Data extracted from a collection
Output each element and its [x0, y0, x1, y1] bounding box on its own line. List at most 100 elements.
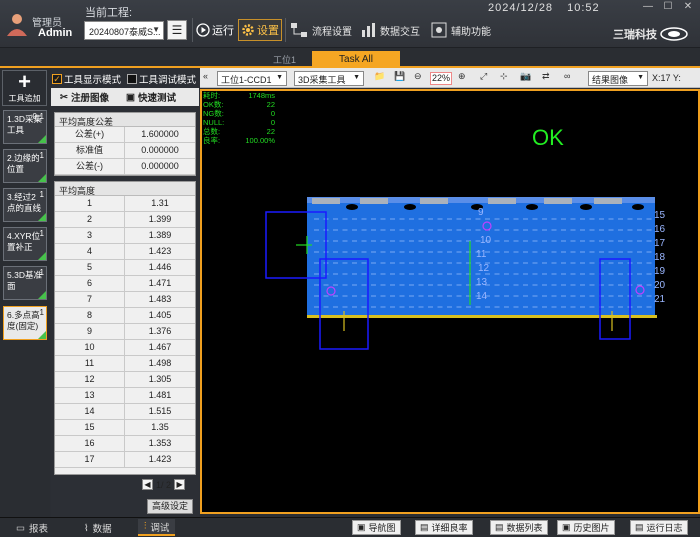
nav-debug[interactable]: ⫶ 调试	[138, 519, 176, 536]
logo-mark-icon	[660, 27, 688, 41]
table-row[interactable]: 3 1.389	[55, 228, 195, 244]
table-row[interactable]: 14 1.515	[55, 404, 195, 420]
nav-data[interactable]: ⌇ 数据	[84, 521, 112, 536]
data-exchange-button[interactable]: 数据交互	[360, 19, 420, 41]
tool-item-edge-position[interactable]: 1 2.边缘的位置	[3, 149, 47, 183]
history-images-button[interactable]: ▣ 历史图片	[557, 520, 615, 535]
aux-functions-button[interactable]: 辅助功能	[431, 19, 491, 41]
image-canvas[interactable]: 耗时: 1748ms OK数: 22 NG数: 0 NULL: 0 总数: 22 良率: 100.00…	[200, 89, 700, 514]
tool-item-line-2pt[interactable]: 1 3.经过2点的直线	[3, 188, 47, 222]
flow-settings-label: 流程设置	[312, 26, 352, 38]
maximize-icon[interactable]: ☐	[660, 1, 676, 13]
tool-item-multi-height[interactable]: 1 6.多点高度(固定)	[3, 306, 47, 340]
add-tool-button[interactable]: + 工具追加	[2, 70, 47, 106]
tool-item-xyr-correction[interactable]: 1 4.XYR位置补正	[3, 227, 47, 261]
debug-mode-checkbox[interactable]: 工具调试模式	[127, 72, 196, 86]
play-icon	[196, 23, 210, 37]
table-row[interactable]: 6 1.471	[55, 276, 195, 292]
param-value[interactable]: 0.000000	[125, 159, 195, 174]
prev-page-button[interactable]: ◀	[142, 479, 153, 490]
collapse-icon[interactable]: «	[203, 71, 208, 81]
table-row[interactable]: 9 1.376	[55, 324, 195, 340]
save-icon[interactable]: 💾	[394, 71, 405, 82]
settings-label: 设置	[257, 25, 279, 37]
table-row[interactable]: 10 1.467	[55, 340, 195, 356]
flow-settings-button[interactable]: 流程设置	[290, 19, 352, 41]
minimize-icon[interactable]: —	[640, 1, 656, 13]
bottom-bar: ▭ 报表 ⌇ 数据 ⫶ 调试 ▣ 导航图 ▤ 详细良率 ▤ 数据列表 ▣ 历史图片 ▤ 运行日志	[0, 517, 700, 537]
nav-map-button[interactable]: ▣ 导航图	[352, 520, 401, 535]
table-row[interactable]: 公差(-) 0.000000	[55, 159, 195, 175]
tool-select[interactable]: 3D采集工具 ▼	[294, 71, 364, 86]
table-row[interactable]: 5 1.446	[55, 260, 195, 276]
run-log-button[interactable]: ▤ 运行日志	[630, 520, 688, 535]
point-label: 12	[478, 263, 490, 274]
display-mode-checkbox[interactable]: ✓ 工具显示模式	[52, 72, 121, 86]
next-page-button[interactable]: ▶	[174, 479, 186, 490]
zoom-in-icon[interactable]: ⊕	[458, 71, 466, 82]
height-value: 1.389	[148, 230, 172, 240]
table-row[interactable]: 11 1.498	[55, 356, 195, 372]
heights-title: 平均高度	[55, 182, 195, 196]
chart-icon: ⌇	[84, 522, 89, 534]
point-index: 10	[55, 340, 125, 355]
user-info[interactable]: 管理员 Admin	[6, 12, 72, 42]
table-row[interactable]: 17 1.423	[55, 452, 195, 468]
table-row[interactable]: 4 1.423	[55, 244, 195, 260]
station-select[interactable]: 工位1-CCD1 ▼	[217, 71, 287, 86]
logo-text: 三瑞科技	[613, 29, 657, 41]
param-value[interactable]: 1.600000	[125, 127, 195, 142]
table-row[interactable]: 16 1.353	[55, 436, 195, 452]
table-row[interactable]: 7 1.483	[55, 292, 195, 308]
tab-task-all[interactable]: Task All	[312, 51, 400, 68]
table-row[interactable]: 12 1.305	[55, 372, 195, 388]
image-icon: ▣	[562, 522, 571, 532]
detailed-yield-button[interactable]: ▤ 详细良率	[415, 520, 473, 535]
run-log-label: 运行日志	[646, 523, 683, 533]
point-index: 14	[55, 404, 125, 419]
register-image-button[interactable]: ✂ 注册图像	[60, 89, 109, 105]
date-text: 2024/12/28	[488, 2, 554, 14]
tool-count: 0-1	[32, 112, 44, 121]
list-icon: ☰	[171, 23, 183, 37]
table-row[interactable]: 2 1.399	[55, 212, 195, 228]
table-row[interactable]: 1 1.31	[55, 196, 195, 212]
display-mode-label: 工具显示模式	[64, 75, 122, 86]
table-row[interactable]: 8 1.405	[55, 308, 195, 324]
checkbox-unchecked-icon	[127, 74, 137, 84]
table-row[interactable]: 标准值 0.000000	[55, 143, 195, 159]
run-button[interactable]: 运行	[196, 19, 238, 41]
tab-station-1[interactable]: 工位1	[273, 53, 296, 66]
zoom-out-icon[interactable]: ⊖	[414, 71, 422, 82]
param-value[interactable]: 0.000000	[125, 143, 195, 158]
close-icon[interactable]: ✕	[680, 1, 696, 13]
nav-report[interactable]: ▭ 报表	[16, 521, 48, 536]
tool-item-3d-plane[interactable]: 1 5.3D基准面	[3, 266, 47, 300]
gear-icon	[242, 24, 254, 36]
tool-count: 1	[39, 268, 44, 277]
zoom-level-input[interactable]: 22%	[430, 72, 452, 85]
table-row[interactable]: 13 1.481	[55, 388, 195, 404]
table-row[interactable]: 公差(+) 1.600000	[55, 127, 195, 143]
camera-icon[interactable]: 📷	[520, 71, 531, 82]
project-list-button[interactable]: ☰	[167, 20, 187, 40]
fit-screen-icon[interactable]: ⤢	[480, 71, 487, 82]
quick-test-button[interactable]: ▣ 快速测试	[126, 89, 176, 105]
cursor-coordinates: X:17 Y:	[652, 73, 681, 83]
project-select[interactable]: 20240807泰威S... ▼	[84, 21, 164, 40]
crosshair-icon[interactable]: ⊹	[500, 71, 508, 82]
result-image-select[interactable]: 结果图像 ▼	[588, 71, 648, 86]
tool-item-3d-capture[interactable]: 0-1 1.3D采集工具	[3, 110, 47, 144]
quick-test-label: 快速测试	[137, 93, 176, 104]
nav-report-label: 报表	[28, 524, 48, 535]
swap-icon[interactable]: ⇄	[542, 71, 550, 82]
height-value: 1.35	[151, 422, 169, 432]
point-label: 10	[480, 235, 492, 246]
link-icon[interactable]: ∞	[564, 71, 570, 81]
data-list-button[interactable]: ▤ 数据列表	[490, 520, 548, 535]
settings-button[interactable]: 设置	[238, 19, 282, 41]
table-row[interactable]: 15 1.35	[55, 420, 195, 436]
folder-open-icon[interactable]: 📁	[374, 71, 385, 82]
height-value: 1.483	[148, 294, 172, 304]
advanced-settings-button[interactable]: 高级设定	[147, 499, 193, 514]
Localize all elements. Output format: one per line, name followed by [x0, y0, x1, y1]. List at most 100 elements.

Work to do:
Update the entries above by replacing every "table-row" with "grid-row" and keeping everything else identical. Omit the pictures from your answer.

The output:
Output each element and its [x0, y0, x1, y1] bounding box on its own line. List at most 100 elements.
nav-debug[interactable]: ⫶ 调试	[138, 519, 176, 536]
logo-mark-icon	[660, 27, 688, 41]
grid-row[interactable]: 3 1.389	[55, 228, 195, 244]
grid-row[interactable]: 14 1.515	[55, 404, 195, 420]
nav-data[interactable]: ⌇ 数据	[84, 521, 112, 536]
data-exchange-button[interactable]: 数据交互	[360, 19, 420, 41]
tool-item-edge-position[interactable]: 1 2.边缘的位置	[3, 149, 47, 183]
history-images-button[interactable]: ▣ 历史图片	[557, 520, 615, 535]
aux-functions-button[interactable]: 辅助功能	[431, 19, 491, 41]
image-canvas[interactable]: 耗时: 1748ms OK数: 22 NG数: 0 NULL: 0 总数: 22 良率: 100.00…	[200, 89, 700, 514]
tool-item-line-2pt[interactable]: 1 3.经过2点的直线	[3, 188, 47, 222]
flow-settings-label: 流程设置	[312, 26, 352, 38]
maximize-icon[interactable]: ☐	[660, 1, 676, 13]
tool-item-multi-height[interactable]: 1 6.多点高度(固定)	[3, 306, 47, 340]
add-tool-button[interactable]: + 工具追加	[2, 70, 47, 106]
tool-item-xyr-correction[interactable]: 1 4.XYR位置补正	[3, 227, 47, 261]
debug-mode-checkbox[interactable]: 工具调试模式	[127, 72, 196, 86]
play-icon	[196, 23, 210, 37]
grid-row[interactable]: 6 1.471	[55, 276, 195, 292]
param-value[interactable]: 0.000000	[125, 159, 195, 174]
prev-page-button[interactable]: ◀	[142, 479, 153, 490]
collapse-icon[interactable]: «	[203, 71, 208, 81]
grid-row[interactable]: 9 1.376	[55, 324, 195, 340]
save-icon[interactable]: 💾	[394, 71, 405, 82]
settings-label: 设置	[257, 25, 279, 37]
grid-row[interactable]: 10 1.467	[55, 340, 195, 356]
flow-settings-button[interactable]: 流程设置	[290, 19, 352, 41]
minimize-icon[interactable]: —	[640, 1, 656, 13]
bottom-bar: ▭ 报表 ⌇ 数据 ⫶ 调试 ▣ 导航图 ▤ 详细良率 ▤ 数据列表 ▣ 历史图片 ▤ 运行日志	[0, 517, 700, 537]
nav-map-button[interactable]: ▣ 导航图	[352, 520, 401, 535]
grid-row[interactable]: 公差(-) 0.000000	[55, 159, 195, 175]
tool-select[interactable]: 3D采集工具 ▼	[294, 71, 364, 86]
grid-row[interactable]: 5 1.446	[55, 260, 195, 276]
run-log-button[interactable]: ▤ 运行日志	[630, 520, 688, 535]
point-label: 12	[478, 263, 490, 274]
display-mode-checkbox[interactable]: ✓ 工具显示模式	[52, 72, 121, 86]
next-page-button[interactable]: ▶	[174, 479, 186, 490]
zoom-in-icon[interactable]: ⊕	[458, 71, 466, 82]
height-value: 1.389	[148, 230, 172, 240]
grid-row[interactable]: 11 1.498	[55, 356, 195, 372]
heights-title: 平均高度	[55, 182, 195, 196]
chart-icon: ⌇	[84, 522, 89, 534]
point-index: 10	[55, 340, 125, 355]
user-info[interactable]: 管理员 Admin	[6, 12, 72, 42]
grid-row[interactable]: 17 1.423	[55, 452, 195, 468]
grid-row[interactable]: 4 1.423	[55, 244, 195, 260]
station-select[interactable]: 工位1-CCD1 ▼	[217, 71, 287, 86]
logo-text: 三瑞科技	[613, 29, 657, 41]
param-value[interactable]: 1.600000	[125, 127, 195, 142]
grid-row[interactable]: 16 1.353	[55, 436, 195, 452]
grid-row[interactable]: 7 1.483	[55, 292, 195, 308]
tab-task-all[interactable]: Task All	[312, 51, 400, 68]
grid-row[interactable]: 12 1.305	[55, 372, 195, 388]
image-icon: ▣	[562, 522, 571, 532]
detailed-yield-button[interactable]: ▤ 详细良率	[415, 520, 473, 535]
run-log-label: 运行日志	[646, 523, 683, 533]
point-index: 14	[55, 404, 125, 419]
register-image-button[interactable]: ✂ 注册图像	[60, 89, 109, 105]
date-text: 2024/12/28	[488, 2, 554, 14]
tool-count: 0-1	[32, 112, 44, 121]
list-icon: ☰	[171, 23, 183, 37]
grid-row[interactable]: 2 1.399	[55, 212, 195, 228]
grid-row[interactable]: 1 1.31	[55, 196, 195, 212]
display-mode-label: 工具显示模式	[64, 75, 122, 86]
grid-row[interactable]: 8 1.405	[55, 308, 195, 324]
checkbox-unchecked-icon	[127, 74, 137, 84]
grid-row[interactable]: 标准值 0.000000	[55, 143, 195, 159]
run-button[interactable]: 运行	[196, 19, 238, 41]
tab-station-1[interactable]: 工位1	[273, 53, 296, 66]
zoom-out-icon[interactable]: ⊖	[414, 71, 422, 82]
param-value[interactable]: 0.000000	[125, 143, 195, 158]
close-icon[interactable]: ✕	[680, 1, 696, 13]
nav-report[interactable]: ▭ 报表	[16, 521, 48, 536]
tool-item-3d-plane[interactable]: 1 5.3D基准面	[3, 266, 47, 300]
gear-icon	[242, 24, 254, 36]
tool-count: 1	[39, 268, 44, 277]
zoom-level-input[interactable]: 22%	[430, 72, 452, 85]
grid-row[interactable]: 13 1.481	[55, 388, 195, 404]
grid-row[interactable]: 公差(+) 1.600000	[55, 127, 195, 143]
camera-icon[interactable]: 📷	[520, 71, 531, 82]
project-list-button[interactable]: ☰	[167, 20, 187, 40]
fit-screen-icon[interactable]: ⤢	[480, 71, 487, 82]
quick-test-button[interactable]: ▣ 快速测试	[126, 89, 176, 105]
cursor-coordinates: X:17 Y:	[652, 73, 681, 83]
project-select[interactable]: 20240807泰威S... ▼	[84, 21, 164, 40]
crosshair-icon[interactable]: ⊹	[500, 71, 508, 82]
result-image-select[interactable]: 结果图像 ▼	[588, 71, 648, 86]
tool-item-3d-capture[interactable]: 0-1 1.3D采集工具	[3, 110, 47, 144]
quick-test-label: 快速测试	[137, 93, 176, 104]
nav-report-label: 报表	[28, 524, 48, 535]
swap-icon[interactable]: ⇄	[542, 71, 550, 82]
height-value: 1.35	[151, 422, 169, 432]
point-label: 10	[480, 235, 492, 246]
link-icon[interactable]: ∞	[564, 71, 570, 81]
data-list-button[interactable]: ▤ 数据列表	[490, 520, 548, 535]
settings-button[interactable]: 设置	[238, 19, 282, 41]
grid-row[interactable]: 15 1.35	[55, 420, 195, 436]
folder-open-icon[interactable]: 📁	[374, 71, 385, 82]
height-value: 1.483	[148, 294, 172, 304]
advanced-settings-button[interactable]: 高级设定	[147, 499, 193, 514]
Localize all elements. Output format: one per line, name followed by [x0, y0, x1, y1]. List at most 100 elements.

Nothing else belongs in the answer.